## EXERCISE PROMPT
Extract every line from the records below that contains the word "angular".

## THE INPUT
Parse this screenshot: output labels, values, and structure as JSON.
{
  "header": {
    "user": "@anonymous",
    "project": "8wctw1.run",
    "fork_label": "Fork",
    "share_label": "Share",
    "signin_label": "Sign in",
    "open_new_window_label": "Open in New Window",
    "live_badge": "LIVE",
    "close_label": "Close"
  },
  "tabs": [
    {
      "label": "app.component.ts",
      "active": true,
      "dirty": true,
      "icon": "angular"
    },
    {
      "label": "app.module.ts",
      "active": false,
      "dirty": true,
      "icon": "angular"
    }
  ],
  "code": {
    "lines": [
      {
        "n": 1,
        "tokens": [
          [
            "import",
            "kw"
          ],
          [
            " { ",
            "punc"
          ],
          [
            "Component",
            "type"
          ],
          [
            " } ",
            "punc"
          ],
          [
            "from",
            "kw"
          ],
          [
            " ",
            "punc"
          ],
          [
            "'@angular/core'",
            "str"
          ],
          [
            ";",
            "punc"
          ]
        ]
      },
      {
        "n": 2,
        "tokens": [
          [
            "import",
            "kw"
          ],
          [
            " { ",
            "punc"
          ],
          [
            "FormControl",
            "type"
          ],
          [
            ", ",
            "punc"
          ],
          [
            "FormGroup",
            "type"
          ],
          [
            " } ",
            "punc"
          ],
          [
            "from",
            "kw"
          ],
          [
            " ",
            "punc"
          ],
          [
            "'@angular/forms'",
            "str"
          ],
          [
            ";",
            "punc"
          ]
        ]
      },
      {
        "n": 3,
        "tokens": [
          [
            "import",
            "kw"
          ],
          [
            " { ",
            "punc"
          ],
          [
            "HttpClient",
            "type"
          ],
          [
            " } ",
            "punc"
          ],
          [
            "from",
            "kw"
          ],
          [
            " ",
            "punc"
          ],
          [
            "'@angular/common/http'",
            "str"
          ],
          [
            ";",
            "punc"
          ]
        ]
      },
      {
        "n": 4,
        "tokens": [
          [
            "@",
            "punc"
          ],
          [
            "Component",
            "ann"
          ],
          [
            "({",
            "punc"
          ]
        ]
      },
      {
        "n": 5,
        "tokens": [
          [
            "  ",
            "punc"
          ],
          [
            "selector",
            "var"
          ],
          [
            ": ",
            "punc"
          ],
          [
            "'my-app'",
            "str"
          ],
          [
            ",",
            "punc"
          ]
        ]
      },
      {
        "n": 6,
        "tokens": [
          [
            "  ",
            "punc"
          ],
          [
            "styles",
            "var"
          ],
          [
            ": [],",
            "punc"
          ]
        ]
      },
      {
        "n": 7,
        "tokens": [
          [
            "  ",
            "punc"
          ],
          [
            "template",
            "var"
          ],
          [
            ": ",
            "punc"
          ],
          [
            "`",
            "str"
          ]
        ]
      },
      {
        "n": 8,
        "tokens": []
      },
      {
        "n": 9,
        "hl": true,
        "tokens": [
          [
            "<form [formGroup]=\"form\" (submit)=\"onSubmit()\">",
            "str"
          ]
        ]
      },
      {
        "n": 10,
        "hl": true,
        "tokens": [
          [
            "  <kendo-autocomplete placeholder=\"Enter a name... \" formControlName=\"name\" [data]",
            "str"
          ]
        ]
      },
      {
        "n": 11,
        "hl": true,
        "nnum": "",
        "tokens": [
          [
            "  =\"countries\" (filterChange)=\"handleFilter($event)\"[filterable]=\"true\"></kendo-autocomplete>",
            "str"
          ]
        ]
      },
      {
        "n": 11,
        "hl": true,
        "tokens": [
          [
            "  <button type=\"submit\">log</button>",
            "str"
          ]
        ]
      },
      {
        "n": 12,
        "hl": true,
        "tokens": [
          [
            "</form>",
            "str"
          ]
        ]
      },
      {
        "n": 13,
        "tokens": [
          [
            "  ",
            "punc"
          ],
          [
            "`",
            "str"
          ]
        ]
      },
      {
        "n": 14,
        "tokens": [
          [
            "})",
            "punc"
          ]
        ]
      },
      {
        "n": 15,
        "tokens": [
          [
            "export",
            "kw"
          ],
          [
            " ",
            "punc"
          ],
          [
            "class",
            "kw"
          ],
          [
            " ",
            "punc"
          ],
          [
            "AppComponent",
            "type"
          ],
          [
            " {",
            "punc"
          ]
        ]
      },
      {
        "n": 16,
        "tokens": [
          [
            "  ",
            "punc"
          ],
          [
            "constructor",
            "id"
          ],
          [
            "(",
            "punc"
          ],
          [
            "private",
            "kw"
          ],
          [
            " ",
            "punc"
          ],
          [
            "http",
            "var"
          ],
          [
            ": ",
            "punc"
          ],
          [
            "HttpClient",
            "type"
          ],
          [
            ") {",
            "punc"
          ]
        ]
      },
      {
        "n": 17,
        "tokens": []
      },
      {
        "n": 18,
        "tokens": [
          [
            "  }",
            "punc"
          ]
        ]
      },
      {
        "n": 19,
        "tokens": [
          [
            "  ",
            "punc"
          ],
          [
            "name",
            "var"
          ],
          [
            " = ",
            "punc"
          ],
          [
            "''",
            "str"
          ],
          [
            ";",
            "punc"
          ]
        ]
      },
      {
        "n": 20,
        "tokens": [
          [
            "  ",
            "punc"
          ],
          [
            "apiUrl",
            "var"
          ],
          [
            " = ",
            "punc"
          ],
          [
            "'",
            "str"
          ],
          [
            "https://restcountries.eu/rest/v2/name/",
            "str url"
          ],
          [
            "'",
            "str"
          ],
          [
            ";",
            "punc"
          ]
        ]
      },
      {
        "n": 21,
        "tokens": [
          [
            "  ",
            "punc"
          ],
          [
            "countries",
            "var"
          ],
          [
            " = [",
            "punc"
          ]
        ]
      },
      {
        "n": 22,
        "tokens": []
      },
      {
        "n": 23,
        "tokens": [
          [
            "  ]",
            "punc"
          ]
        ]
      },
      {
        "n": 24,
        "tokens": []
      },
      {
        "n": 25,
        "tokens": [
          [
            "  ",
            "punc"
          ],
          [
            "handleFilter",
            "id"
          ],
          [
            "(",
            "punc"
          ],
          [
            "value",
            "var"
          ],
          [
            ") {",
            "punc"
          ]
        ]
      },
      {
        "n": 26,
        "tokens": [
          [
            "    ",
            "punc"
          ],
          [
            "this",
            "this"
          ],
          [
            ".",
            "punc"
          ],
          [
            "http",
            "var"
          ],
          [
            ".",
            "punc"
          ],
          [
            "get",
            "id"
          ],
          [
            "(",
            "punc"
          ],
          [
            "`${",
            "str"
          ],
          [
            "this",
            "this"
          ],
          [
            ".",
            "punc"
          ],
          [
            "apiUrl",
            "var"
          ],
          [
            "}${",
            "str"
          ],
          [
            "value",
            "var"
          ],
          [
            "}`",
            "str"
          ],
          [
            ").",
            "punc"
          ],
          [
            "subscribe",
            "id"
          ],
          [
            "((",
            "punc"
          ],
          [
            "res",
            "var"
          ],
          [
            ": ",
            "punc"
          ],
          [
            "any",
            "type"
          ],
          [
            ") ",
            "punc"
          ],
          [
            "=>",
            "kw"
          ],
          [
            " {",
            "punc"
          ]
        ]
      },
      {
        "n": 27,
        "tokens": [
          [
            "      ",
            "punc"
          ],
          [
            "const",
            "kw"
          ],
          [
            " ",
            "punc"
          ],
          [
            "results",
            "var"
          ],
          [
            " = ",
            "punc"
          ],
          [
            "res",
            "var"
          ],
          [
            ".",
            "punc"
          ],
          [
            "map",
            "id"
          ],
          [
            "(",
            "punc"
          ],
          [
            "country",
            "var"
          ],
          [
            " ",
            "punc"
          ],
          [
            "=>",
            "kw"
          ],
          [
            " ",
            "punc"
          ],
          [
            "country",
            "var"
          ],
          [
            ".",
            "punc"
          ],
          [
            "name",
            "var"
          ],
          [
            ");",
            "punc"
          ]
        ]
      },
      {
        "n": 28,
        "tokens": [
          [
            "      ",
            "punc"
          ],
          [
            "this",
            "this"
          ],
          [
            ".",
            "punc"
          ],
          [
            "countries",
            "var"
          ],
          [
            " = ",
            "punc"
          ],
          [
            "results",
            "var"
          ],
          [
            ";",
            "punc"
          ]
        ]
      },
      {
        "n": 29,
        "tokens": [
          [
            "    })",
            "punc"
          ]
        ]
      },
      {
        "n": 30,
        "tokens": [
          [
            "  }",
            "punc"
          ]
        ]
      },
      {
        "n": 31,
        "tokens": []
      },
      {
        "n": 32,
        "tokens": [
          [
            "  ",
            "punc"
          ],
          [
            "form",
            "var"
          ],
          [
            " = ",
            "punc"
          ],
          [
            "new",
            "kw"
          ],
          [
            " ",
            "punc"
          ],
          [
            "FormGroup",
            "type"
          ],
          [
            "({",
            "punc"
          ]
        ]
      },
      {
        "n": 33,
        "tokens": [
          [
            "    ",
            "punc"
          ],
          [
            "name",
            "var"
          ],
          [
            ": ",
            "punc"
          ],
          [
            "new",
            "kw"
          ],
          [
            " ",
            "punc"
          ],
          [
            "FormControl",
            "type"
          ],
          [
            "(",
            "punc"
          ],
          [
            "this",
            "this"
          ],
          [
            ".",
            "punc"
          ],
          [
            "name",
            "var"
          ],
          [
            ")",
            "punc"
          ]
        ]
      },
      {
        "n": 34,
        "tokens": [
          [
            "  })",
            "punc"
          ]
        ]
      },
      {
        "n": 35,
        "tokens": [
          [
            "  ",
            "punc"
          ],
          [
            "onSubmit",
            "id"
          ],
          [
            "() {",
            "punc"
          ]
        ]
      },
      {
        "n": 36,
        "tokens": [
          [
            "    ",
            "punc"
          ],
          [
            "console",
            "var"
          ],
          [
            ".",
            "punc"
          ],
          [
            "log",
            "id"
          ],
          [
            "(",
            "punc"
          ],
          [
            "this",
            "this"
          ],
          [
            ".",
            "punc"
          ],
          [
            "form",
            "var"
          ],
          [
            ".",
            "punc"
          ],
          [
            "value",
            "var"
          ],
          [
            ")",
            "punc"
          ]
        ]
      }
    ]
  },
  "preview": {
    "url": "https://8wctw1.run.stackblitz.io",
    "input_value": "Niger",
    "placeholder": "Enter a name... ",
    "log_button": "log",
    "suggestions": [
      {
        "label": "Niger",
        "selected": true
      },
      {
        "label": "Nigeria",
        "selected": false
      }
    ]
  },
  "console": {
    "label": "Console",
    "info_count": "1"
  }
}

## ANSWER FOR THIS EXERCISE
      "icon": "angular"
      "icon": "angular"
            "'@angular/core'",
            "'@angular/forms'",
            "'@angular/common/http'",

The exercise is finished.